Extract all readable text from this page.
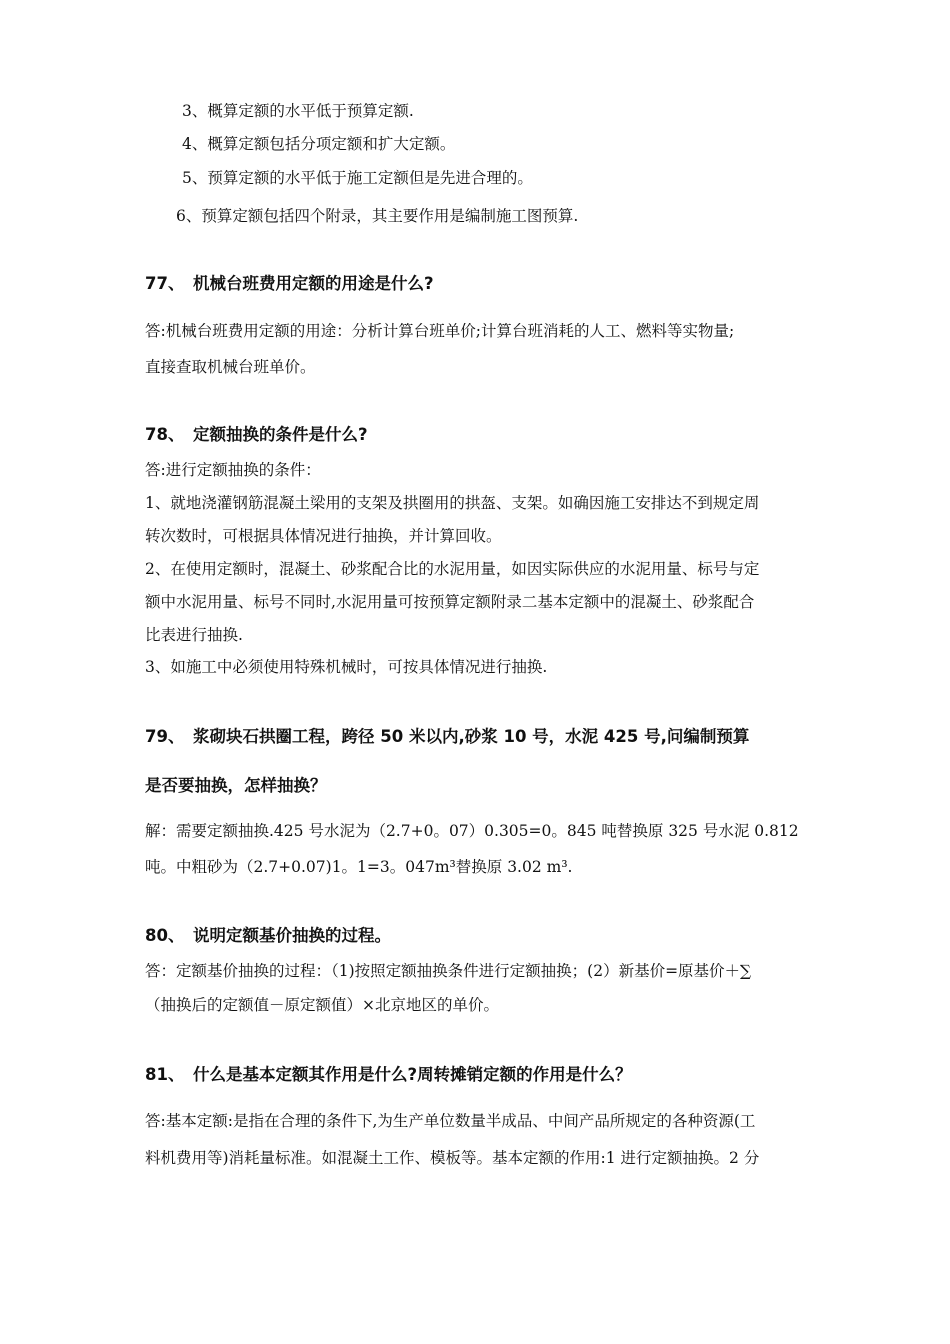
3、概算定额的水平低于预算定额.
4、概算定额包括分项定额和扩大定额。
5、预算定额的水平低于施工定额但是先进合理的。
6、预算定额包括四个附录，其主要作用是编制施工图预算.
77、 机械台班费用定额的用途是什么?
答:机械台班费用定额的用途：分析计算台班单价;计算台班消耗的人工、燃料等实物量;
直接查取机械台班单价。
78、 定额抽换的条件是什么?
答:进行定额抽换的条件：
1、就地浇灌钢筋混凝土梁用的支架及拱圈用的拱盔、支架。如确因施工安排达不到规定周
转次数时，可根据具体情况进行抽换，并计算回收。
2、在使用定额时，混凝土、砂浆配合比的水泥用量，如因实际供应的水泥用量、标号与定
额中水泥用量、标号不同时,水泥用量可按预算定额附录二基本定额中的混凝土、砂浆配合
比表进行抽换.
3、如施工中必须使用特殊机械时，可按具体情况进行抽换.
79、 浆砌块石拱圈工程，跨径 50 米以内,砂浆 10 号，水泥 425 号,问编制预算
是否要抽换，怎样抽换？
解：需要定额抽换.425 号水泥为（2.7+0。07）0.305=0。845 吨替换原 325 号水泥 0.812
吨。中粗砂为（2.7+0.07)1。1=3。047m³替换原 3.02 m³.
80、 说明定额基价抽换的过程。
答：定额基价抽换的过程：（1)按照定额抽换条件进行定额抽换；(2）新基价=原基价＋∑
（抽换后的定额值－原定额值）×北京地区的单价。
81、 什么是基本定额其作用是什么?周转摊销定额的作用是什么？
答:基本定额:是指在合理的条件下,为生产单位数量半成品、中间产品所规定的各种资源(工
料机费用等)消耗量标准。如混凝土工作、模板等。基本定额的作用:1 进行定额抽换。2 分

******************************

> **Task**:
Pictures in the records above are not copied; print everything else exactly.

> **Reply to the exercise**:
Extract all readable text from this page.
3、概算定额的水平低于预算定额.
4、概算定额包括分项定额和扩大定额。
5、预算定额的水平低于施工定额但是先进合理的。
6、预算定额包括四个附录，其主要作用是编制施工图预算.
77、 机械台班费用定额的用途是什么?
答:机械台班费用定额的用途：分析计算台班单价;计算台班消耗的人工、燃料等实物量;
直接查取机械台班单价。
78、 定额抽换的条件是什么?
答:进行定额抽换的条件：
1、就地浇灌钢筋混凝土梁用的支架及拱圈用的拱盔、支架。如确因施工安排达不到规定周
转次数时，可根据具体情况进行抽换，并计算回收。
2、在使用定额时，混凝土、砂浆配合比的水泥用量，如因实际供应的水泥用量、标号与定
额中水泥用量、标号不同时,水泥用量可按预算定额附录二基本定额中的混凝土、砂浆配合
比表进行抽换.
3、如施工中必须使用特殊机械时，可按具体情况进行抽换.
79、 浆砌块石拱圈工程，跨径 50 米以内,砂浆 10 号，水泥 425 号,问编制预算
是否要抽换，怎样抽换？
解：需要定额抽换.425 号水泥为（2.7+0。07）0.305=0。845 吨替换原 325 号水泥 0.812
吨。中粗砂为（2.7+0.07)1。1=3。047m³替换原 3.02 m³.
80、 说明定额基价抽换的过程。
答：定额基价抽换的过程：（1)按照定额抽换条件进行定额抽换；(2）新基价=原基价＋∑
（抽换后的定额值－原定额值）×北京地区的单价。
81、 什么是基本定额其作用是什么?周转摊销定额的作用是什么？
答:基本定额:是指在合理的条件下,为生产单位数量半成品、中间产品所规定的各种资源(工
料机费用等)消耗量标准。如混凝土工作、模板等。基本定额的作用:1 进行定额抽换。2 分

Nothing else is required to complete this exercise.